■ Work instructions ■
Pictures stay out of the copy; set down each line of the listing below exactly.

■ Figure record listings ■

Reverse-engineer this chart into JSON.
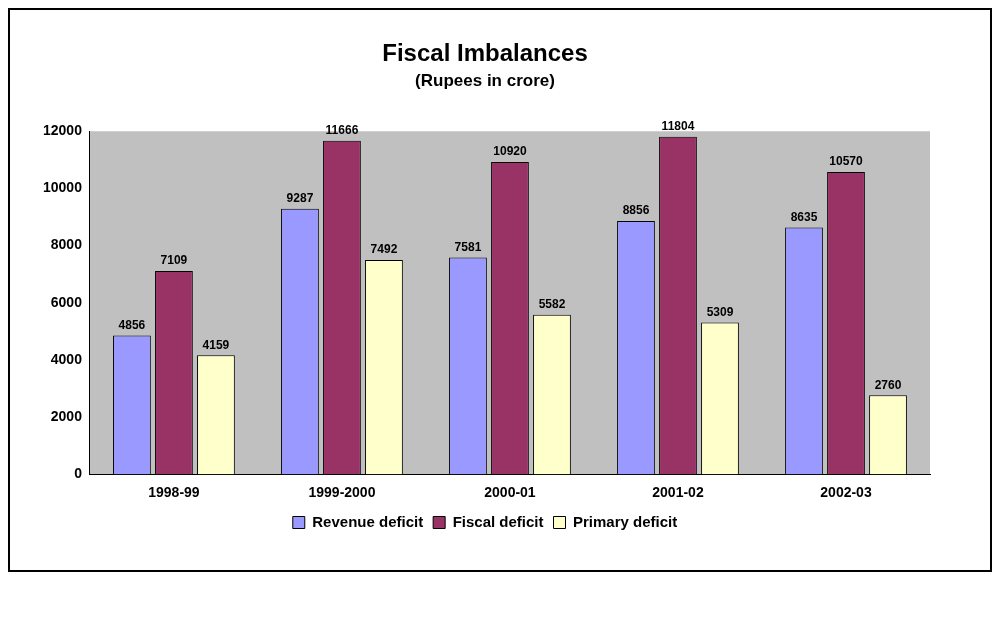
{
  "chart_data": {
    "type": "bar",
    "title": "Fiscal Imbalances",
    "subtitle": "(Rupees in crore)",
    "categories": [
      "1998-99",
      "1999-2000",
      "2000-01",
      "2001-02",
      "2002-03"
    ],
    "series": [
      {
        "name": "Revenue deficit",
        "color": "#9999ff",
        "values": [
          4856,
          9287,
          7581,
          8856,
          8635
        ]
      },
      {
        "name": "Fiscal deficit",
        "color": "#993366",
        "values": [
          7109,
          11666,
          10920,
          11804,
          10570
        ]
      },
      {
        "name": "Primary deficit",
        "color": "#ffffcc",
        "values": [
          4159,
          7492,
          5582,
          5309,
          2760
        ]
      }
    ],
    "ylim": [
      0,
      12000
    ],
    "yticks": [
      0,
      2000,
      4000,
      6000,
      8000,
      10000,
      12000
    ],
    "data_labels": true,
    "legend": "bottom"
  }
}
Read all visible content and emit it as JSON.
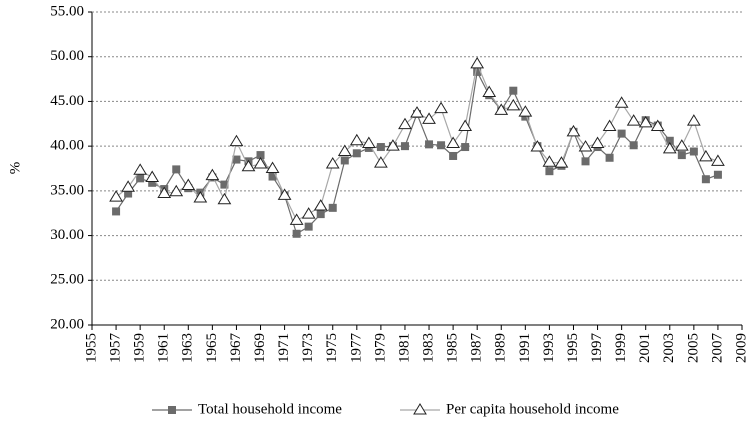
{
  "chart_data": {
    "type": "line",
    "y_label": "%",
    "x": [
      1957,
      1958,
      1959,
      1960,
      1961,
      1962,
      1963,
      1964,
      1965,
      1966,
      1967,
      1968,
      1969,
      1970,
      1971,
      1972,
      1973,
      1974,
      1975,
      1976,
      1977,
      1978,
      1979,
      1980,
      1981,
      1982,
      1983,
      1984,
      1985,
      1986,
      1987,
      1988,
      1989,
      1990,
      1991,
      1992,
      1993,
      1994,
      1995,
      1996,
      1997,
      1998,
      1999,
      2000,
      2001,
      2002,
      2003,
      2004,
      2005,
      2006,
      2007
    ],
    "series": [
      {
        "name": "Total household income",
        "color": "#6b6b6b",
        "marker": "square",
        "values": [
          32.7,
          34.7,
          36.4,
          35.9,
          35.2,
          37.4,
          35.3,
          34.8,
          36.5,
          35.7,
          38.5,
          38.3,
          39.0,
          36.6,
          34.5,
          30.2,
          31.0,
          32.4,
          33.1,
          38.4,
          39.2,
          39.8,
          39.9,
          40.0,
          40.0,
          43.6,
          40.2,
          40.1,
          38.9,
          39.9,
          48.3,
          45.7,
          44.0,
          46.2,
          43.3,
          40.0,
          37.2,
          37.8,
          41.6,
          38.3,
          39.9,
          38.7,
          41.4,
          40.1,
          42.9,
          42.3,
          40.6,
          39.0,
          39.4,
          36.3,
          36.8
        ]
      },
      {
        "name": "Per capita household income",
        "color": "#a8a8a8",
        "marker": "triangle",
        "values": [
          34.3,
          35.4,
          37.3,
          36.5,
          34.7,
          34.9,
          35.6,
          34.2,
          36.7,
          34.0,
          40.5,
          37.7,
          38.0,
          37.5,
          34.5,
          31.7,
          32.4,
          33.3,
          38.0,
          39.4,
          40.6,
          40.3,
          38.1,
          40.0,
          42.4,
          43.7,
          43.0,
          44.2,
          40.3,
          42.2,
          49.2,
          46.0,
          44.0,
          44.5,
          43.8,
          39.9,
          38.2,
          38.1,
          41.6,
          39.9,
          40.3,
          42.2,
          44.8,
          42.8,
          42.6,
          42.2,
          39.7,
          40.0,
          42.8,
          38.8,
          38.3
        ]
      }
    ],
    "xlim": [
      1955,
      2009
    ],
    "xticks": [
      1955,
      1957,
      1959,
      1961,
      1963,
      1965,
      1967,
      1969,
      1971,
      1973,
      1975,
      1977,
      1979,
      1981,
      1983,
      1985,
      1987,
      1989,
      1991,
      1993,
      1995,
      1997,
      1999,
      2001,
      2003,
      2005,
      2007,
      2009
    ],
    "ylim": [
      20,
      55
    ],
    "yticks": [
      {
        "value": 20,
        "label": "20.00"
      },
      {
        "value": 25,
        "label": "25.00"
      },
      {
        "value": 30,
        "label": "30.00"
      },
      {
        "value": 35,
        "label": "35.00"
      },
      {
        "value": 40,
        "label": "40.00"
      },
      {
        "value": 45,
        "label": "45.00"
      },
      {
        "value": 50,
        "label": "50.00"
      },
      {
        "value": 55,
        "label": "55.00"
      }
    ],
    "grid": true,
    "legend": "bottom"
  }
}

■ Answer to the task ■
Reverse-engineer this chart into JSON.
{
  "chart_data": {
    "type": "bar",
    "title": "Fiscal Imbalances",
    "subtitle": "(Rupees in crore)",
    "categories": [
      "1998-99",
      "1999-2000",
      "2000-01",
      "2001-02",
      "2002-03"
    ],
    "series": [
      {
        "name": "Revenue deficit",
        "color": "#9999ff",
        "values": [
          4856,
          9287,
          7581,
          8856,
          8635
        ]
      },
      {
        "name": "Fiscal deficit",
        "color": "#993366",
        "values": [
          7109,
          11666,
          10920,
          11804,
          10570
        ]
      },
      {
        "name": "Primary deficit",
        "color": "#ffffcc",
        "values": [
          4159,
          7492,
          5582,
          5309,
          2760
        ]
      }
    ],
    "ylim": [
      0,
      12000
    ],
    "yticks": [
      0,
      2000,
      4000,
      6000,
      8000,
      10000,
      12000
    ],
    "data_labels": true,
    "legend": "bottom"
  }
}
Read all visible content and emit it as JSON.
{
  "chart_data": {
    "type": "line",
    "y_label": "%",
    "x": [
      1957,
      1958,
      1959,
      1960,
      1961,
      1962,
      1963,
      1964,
      1965,
      1966,
      1967,
      1968,
      1969,
      1970,
      1971,
      1972,
      1973,
      1974,
      1975,
      1976,
      1977,
      1978,
      1979,
      1980,
      1981,
      1982,
      1983,
      1984,
      1985,
      1986,
      1987,
      1988,
      1989,
      1990,
      1991,
      1992,
      1993,
      1994,
      1995,
      1996,
      1997,
      1998,
      1999,
      2000,
      2001,
      2002,
      2003,
      2004,
      2005,
      2006,
      2007
    ],
    "series": [
      {
        "name": "Total household income",
        "color": "#6b6b6b",
        "marker": "square",
        "values": [
          32.7,
          34.7,
          36.4,
          35.9,
          35.2,
          37.4,
          35.3,
          34.8,
          36.5,
          35.7,
          38.5,
          38.3,
          39.0,
          36.6,
          34.5,
          30.2,
          31.0,
          32.4,
          33.1,
          38.4,
          39.2,
          39.8,
          39.9,
          40.0,
          40.0,
          43.6,
          40.2,
          40.1,
          38.9,
          39.9,
          48.3,
          45.7,
          44.0,
          46.2,
          43.3,
          40.0,
          37.2,
          37.8,
          41.6,
          38.3,
          39.9,
          38.7,
          41.4,
          40.1,
          42.9,
          42.3,
          40.6,
          39.0,
          39.4,
          36.3,
          36.8
        ]
      },
      {
        "name": "Per capita household income",
        "color": "#a8a8a8",
        "marker": "triangle",
        "values": [
          34.3,
          35.4,
          37.3,
          36.5,
          34.7,
          34.9,
          35.6,
          34.2,
          36.7,
          34.0,
          40.5,
          37.7,
          38.0,
          37.5,
          34.5,
          31.7,
          32.4,
          33.3,
          38.0,
          39.4,
          40.6,
          40.3,
          38.1,
          40.0,
          42.4,
          43.7,
          43.0,
          44.2,
          40.3,
          42.2,
          49.2,
          46.0,
          44.0,
          44.5,
          43.8,
          39.9,
          38.2,
          38.1,
          41.6,
          39.9,
          40.3,
          42.2,
          44.8,
          42.8,
          42.6,
          42.2,
          39.7,
          40.0,
          42.8,
          38.8,
          38.3
        ]
      }
    ],
    "xlim": [
      1955,
      2009
    ],
    "xticks": [
      1955,
      1957,
      1959,
      1961,
      1963,
      1965,
      1967,
      1969,
      1971,
      1973,
      1975,
      1977,
      1979,
      1981,
      1983,
      1985,
      1987,
      1989,
      1991,
      1993,
      1995,
      1997,
      1999,
      2001,
      2003,
      2005,
      2007,
      2009
    ],
    "ylim": [
      20,
      55
    ],
    "yticks": [
      {
        "value": 20,
        "label": "20.00"
      },
      {
        "value": 25,
        "label": "25.00"
      },
      {
        "value": 30,
        "label": "30.00"
      },
      {
        "value": 35,
        "label": "35.00"
      },
      {
        "value": 40,
        "label": "40.00"
      },
      {
        "value": 45,
        "label": "45.00"
      },
      {
        "value": 50,
        "label": "50.00"
      },
      {
        "value": 55,
        "label": "55.00"
      }
    ],
    "grid": true,
    "legend": "bottom"
  }
}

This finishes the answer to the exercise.